[Items from a dataset]
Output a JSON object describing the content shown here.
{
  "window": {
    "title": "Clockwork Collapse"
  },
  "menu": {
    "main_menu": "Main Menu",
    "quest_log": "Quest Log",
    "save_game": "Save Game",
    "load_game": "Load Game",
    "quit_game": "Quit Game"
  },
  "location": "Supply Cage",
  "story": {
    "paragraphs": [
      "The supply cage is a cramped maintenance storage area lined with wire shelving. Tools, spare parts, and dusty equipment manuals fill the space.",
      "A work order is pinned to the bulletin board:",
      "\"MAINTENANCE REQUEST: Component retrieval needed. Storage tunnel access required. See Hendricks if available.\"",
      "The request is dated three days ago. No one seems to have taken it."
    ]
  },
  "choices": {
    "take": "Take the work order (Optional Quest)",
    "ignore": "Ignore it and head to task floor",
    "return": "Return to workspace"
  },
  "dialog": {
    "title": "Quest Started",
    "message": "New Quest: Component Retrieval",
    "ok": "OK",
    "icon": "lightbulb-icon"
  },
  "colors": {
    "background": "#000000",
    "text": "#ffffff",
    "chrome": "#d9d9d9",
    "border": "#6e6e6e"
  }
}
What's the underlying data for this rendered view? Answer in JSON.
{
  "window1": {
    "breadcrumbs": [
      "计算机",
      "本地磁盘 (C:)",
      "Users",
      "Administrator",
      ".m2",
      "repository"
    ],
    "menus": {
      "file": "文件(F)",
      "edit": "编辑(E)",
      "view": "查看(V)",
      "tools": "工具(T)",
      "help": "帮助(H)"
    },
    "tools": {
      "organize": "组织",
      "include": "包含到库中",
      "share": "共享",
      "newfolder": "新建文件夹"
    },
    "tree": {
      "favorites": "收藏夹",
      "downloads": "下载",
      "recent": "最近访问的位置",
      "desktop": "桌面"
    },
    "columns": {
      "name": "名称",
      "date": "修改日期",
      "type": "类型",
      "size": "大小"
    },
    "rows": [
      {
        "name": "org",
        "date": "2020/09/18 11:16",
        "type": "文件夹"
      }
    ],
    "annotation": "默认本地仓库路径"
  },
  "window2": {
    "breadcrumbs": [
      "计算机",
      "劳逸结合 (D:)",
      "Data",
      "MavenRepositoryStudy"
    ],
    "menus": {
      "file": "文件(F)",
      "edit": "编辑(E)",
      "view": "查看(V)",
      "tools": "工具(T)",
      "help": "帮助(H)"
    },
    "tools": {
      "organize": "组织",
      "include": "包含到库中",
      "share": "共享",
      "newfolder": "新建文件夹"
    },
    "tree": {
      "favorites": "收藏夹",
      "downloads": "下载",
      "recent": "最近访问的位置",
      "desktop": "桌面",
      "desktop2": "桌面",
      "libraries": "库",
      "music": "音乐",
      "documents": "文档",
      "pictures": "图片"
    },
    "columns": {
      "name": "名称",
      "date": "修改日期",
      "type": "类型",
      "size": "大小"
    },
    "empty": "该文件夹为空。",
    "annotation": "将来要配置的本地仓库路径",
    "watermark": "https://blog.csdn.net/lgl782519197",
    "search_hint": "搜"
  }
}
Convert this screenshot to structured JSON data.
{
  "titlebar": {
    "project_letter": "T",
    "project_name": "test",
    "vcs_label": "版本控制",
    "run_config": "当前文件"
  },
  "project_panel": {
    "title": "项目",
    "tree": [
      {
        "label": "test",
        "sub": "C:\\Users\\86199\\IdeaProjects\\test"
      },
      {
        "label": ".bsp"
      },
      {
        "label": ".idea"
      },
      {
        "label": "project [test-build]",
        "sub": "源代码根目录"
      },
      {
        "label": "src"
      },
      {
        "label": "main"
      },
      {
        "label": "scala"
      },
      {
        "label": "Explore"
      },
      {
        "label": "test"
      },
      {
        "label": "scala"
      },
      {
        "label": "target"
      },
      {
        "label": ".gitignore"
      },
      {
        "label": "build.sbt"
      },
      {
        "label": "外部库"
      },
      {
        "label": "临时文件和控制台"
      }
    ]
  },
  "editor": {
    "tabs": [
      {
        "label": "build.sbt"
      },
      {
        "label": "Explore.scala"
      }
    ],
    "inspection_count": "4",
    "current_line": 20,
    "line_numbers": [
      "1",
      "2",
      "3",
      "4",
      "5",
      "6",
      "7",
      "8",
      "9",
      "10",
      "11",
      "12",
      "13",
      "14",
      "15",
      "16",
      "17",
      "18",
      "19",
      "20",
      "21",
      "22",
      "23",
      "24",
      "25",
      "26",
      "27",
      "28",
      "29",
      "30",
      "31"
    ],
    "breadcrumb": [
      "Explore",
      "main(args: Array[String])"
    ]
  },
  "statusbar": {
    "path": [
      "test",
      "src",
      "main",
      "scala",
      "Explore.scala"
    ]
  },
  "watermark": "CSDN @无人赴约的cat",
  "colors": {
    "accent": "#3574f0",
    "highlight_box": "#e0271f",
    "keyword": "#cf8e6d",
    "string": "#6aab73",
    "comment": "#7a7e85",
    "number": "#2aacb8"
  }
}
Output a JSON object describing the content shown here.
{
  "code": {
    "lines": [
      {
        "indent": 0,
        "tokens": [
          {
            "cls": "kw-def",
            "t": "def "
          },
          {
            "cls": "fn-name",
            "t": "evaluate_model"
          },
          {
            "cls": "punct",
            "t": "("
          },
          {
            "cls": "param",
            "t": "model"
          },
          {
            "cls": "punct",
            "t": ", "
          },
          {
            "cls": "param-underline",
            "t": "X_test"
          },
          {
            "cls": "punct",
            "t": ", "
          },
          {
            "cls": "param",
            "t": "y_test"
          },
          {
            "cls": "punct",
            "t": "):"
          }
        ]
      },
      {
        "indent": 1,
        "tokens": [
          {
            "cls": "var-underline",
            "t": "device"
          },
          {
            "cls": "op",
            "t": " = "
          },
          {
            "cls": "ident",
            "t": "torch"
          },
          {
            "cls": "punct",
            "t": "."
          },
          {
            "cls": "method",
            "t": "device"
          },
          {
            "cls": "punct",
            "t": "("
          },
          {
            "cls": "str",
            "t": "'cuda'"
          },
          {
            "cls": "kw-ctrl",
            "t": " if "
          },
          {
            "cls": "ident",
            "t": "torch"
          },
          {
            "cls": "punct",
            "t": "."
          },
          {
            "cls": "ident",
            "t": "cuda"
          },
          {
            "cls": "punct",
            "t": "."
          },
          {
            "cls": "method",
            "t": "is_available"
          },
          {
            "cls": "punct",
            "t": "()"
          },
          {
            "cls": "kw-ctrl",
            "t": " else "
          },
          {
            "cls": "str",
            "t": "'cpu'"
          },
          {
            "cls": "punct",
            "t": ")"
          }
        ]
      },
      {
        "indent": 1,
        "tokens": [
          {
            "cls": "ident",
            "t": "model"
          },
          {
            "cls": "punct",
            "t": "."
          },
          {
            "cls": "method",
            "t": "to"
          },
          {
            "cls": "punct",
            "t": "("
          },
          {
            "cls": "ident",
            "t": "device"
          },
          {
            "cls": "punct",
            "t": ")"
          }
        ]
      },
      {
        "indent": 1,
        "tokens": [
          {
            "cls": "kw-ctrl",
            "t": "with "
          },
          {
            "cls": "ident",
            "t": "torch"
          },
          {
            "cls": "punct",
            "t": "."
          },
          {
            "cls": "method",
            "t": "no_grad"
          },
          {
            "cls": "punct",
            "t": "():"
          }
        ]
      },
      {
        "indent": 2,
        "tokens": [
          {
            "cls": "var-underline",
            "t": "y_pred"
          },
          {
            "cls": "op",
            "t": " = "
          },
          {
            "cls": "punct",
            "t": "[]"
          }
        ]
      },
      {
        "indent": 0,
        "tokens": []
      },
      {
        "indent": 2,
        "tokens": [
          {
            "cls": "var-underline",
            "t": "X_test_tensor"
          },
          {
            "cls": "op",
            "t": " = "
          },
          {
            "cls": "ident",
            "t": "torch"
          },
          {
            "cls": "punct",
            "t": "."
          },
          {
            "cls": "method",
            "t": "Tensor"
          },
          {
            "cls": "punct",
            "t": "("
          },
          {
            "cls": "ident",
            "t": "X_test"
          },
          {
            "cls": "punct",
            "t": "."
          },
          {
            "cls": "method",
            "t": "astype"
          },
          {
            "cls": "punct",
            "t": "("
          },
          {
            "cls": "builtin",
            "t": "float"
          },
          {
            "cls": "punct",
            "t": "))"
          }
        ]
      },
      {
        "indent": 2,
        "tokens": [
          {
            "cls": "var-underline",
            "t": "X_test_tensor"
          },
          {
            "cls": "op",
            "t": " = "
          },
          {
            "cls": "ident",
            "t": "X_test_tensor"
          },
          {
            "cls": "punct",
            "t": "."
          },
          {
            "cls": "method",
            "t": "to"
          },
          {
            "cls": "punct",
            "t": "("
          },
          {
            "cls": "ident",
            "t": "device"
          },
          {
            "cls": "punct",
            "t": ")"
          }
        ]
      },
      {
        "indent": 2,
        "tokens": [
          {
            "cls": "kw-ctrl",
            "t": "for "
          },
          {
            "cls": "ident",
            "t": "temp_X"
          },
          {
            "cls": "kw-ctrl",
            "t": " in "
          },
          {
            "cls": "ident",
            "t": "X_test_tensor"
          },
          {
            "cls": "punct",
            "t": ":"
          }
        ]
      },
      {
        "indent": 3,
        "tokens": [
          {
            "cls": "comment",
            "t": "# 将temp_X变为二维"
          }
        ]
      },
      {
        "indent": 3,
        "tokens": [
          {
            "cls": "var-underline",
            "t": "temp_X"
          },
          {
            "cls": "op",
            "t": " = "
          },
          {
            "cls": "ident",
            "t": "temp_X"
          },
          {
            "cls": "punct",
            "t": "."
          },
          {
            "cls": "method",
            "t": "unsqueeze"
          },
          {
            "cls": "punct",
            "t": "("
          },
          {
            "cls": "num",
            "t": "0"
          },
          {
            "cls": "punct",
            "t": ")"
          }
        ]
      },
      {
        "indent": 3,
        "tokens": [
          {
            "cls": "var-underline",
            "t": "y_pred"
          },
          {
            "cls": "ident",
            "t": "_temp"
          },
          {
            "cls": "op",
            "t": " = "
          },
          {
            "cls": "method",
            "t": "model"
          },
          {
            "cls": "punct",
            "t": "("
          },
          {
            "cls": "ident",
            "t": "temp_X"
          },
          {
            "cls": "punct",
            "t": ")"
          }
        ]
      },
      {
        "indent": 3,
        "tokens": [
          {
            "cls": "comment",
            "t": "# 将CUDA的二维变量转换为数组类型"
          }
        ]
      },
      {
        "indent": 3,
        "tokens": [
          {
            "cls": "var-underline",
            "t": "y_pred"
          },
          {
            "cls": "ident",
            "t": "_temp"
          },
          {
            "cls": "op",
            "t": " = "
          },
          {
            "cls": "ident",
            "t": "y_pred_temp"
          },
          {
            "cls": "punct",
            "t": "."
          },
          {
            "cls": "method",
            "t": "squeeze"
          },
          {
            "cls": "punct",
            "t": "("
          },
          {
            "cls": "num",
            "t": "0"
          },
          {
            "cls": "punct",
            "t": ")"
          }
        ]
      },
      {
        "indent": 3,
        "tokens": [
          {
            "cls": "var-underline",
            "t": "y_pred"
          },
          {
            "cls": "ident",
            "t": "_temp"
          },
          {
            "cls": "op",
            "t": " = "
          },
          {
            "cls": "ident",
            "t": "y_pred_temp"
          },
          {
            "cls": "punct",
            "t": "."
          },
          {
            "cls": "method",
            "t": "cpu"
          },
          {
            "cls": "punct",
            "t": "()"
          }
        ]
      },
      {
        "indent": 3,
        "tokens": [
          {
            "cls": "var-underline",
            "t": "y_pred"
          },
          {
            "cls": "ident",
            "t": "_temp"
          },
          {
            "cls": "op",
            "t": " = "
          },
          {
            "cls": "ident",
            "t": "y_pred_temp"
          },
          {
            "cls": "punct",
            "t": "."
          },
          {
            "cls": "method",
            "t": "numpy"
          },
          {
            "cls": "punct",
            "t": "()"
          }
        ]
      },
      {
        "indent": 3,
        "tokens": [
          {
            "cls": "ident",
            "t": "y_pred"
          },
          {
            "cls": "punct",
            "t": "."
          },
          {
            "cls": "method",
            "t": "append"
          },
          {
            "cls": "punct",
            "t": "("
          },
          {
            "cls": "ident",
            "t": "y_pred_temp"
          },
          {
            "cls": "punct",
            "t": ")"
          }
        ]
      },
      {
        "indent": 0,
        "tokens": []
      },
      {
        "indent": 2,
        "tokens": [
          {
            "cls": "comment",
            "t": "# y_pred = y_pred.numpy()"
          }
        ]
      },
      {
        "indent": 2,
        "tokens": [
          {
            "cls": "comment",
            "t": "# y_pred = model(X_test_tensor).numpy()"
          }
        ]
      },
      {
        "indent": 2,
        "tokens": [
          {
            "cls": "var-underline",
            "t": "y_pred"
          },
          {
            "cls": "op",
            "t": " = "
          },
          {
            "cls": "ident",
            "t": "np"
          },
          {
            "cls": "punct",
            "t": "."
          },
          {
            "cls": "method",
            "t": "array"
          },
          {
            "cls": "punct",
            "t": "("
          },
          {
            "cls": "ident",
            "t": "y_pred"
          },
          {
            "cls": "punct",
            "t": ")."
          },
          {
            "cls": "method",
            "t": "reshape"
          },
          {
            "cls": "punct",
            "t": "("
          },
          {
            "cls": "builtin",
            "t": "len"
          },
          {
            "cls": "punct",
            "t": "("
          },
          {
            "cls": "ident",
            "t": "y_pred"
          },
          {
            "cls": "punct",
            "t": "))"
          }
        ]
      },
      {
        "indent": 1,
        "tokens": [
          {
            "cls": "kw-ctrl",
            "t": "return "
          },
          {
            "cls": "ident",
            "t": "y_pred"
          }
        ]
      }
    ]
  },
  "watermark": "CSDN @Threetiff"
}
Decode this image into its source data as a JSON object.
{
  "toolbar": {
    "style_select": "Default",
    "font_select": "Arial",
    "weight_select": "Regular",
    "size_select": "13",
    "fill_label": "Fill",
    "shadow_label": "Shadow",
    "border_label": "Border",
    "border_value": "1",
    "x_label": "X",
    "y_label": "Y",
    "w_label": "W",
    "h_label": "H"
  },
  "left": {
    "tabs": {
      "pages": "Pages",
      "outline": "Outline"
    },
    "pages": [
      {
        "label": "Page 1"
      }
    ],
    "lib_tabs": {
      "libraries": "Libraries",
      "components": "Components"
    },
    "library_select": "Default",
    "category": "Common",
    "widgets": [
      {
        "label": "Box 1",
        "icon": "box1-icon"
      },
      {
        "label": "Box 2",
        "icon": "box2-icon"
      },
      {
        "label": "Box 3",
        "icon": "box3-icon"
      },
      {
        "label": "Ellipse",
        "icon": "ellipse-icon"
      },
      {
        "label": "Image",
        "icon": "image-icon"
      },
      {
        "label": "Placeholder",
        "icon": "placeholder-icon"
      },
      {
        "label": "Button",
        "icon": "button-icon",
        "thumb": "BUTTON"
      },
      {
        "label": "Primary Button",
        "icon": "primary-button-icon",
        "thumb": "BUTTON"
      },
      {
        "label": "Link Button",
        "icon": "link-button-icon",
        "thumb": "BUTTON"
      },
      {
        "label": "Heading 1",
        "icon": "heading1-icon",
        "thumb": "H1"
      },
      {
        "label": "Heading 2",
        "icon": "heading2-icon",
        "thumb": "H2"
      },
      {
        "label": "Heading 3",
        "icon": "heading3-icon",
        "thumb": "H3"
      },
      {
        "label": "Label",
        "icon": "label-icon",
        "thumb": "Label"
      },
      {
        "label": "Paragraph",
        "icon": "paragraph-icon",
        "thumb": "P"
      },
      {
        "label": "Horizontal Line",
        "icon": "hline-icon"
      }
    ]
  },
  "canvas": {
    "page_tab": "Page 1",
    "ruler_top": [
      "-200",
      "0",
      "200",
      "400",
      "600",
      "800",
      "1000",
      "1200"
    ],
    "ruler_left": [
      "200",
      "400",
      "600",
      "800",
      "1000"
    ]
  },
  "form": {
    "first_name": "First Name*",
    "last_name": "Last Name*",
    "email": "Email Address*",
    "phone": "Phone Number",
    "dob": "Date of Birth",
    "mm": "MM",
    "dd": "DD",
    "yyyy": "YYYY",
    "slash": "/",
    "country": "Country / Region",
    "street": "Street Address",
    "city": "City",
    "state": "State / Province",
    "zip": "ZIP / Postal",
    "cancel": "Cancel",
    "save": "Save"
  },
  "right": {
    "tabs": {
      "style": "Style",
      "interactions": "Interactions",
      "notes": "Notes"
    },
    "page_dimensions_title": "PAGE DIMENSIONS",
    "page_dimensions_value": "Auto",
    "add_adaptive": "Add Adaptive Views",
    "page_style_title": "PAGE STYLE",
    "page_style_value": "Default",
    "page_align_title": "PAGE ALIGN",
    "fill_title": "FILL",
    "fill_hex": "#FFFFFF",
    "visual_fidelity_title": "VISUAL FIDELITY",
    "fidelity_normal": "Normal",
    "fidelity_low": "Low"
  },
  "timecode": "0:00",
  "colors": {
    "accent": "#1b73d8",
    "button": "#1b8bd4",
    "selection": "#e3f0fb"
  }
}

(THE REQUEST): Return each line of the data that contains the string "JSON".

(COMPLETED EXERCISE):
Output a JSON object describing the content shown here.
What's the underlying data for this rendered view? Answer in JSON.
Convert this screenshot to structured JSON data.
Output a JSON object describing the content shown here.
Decode this image into its source data as a JSON object.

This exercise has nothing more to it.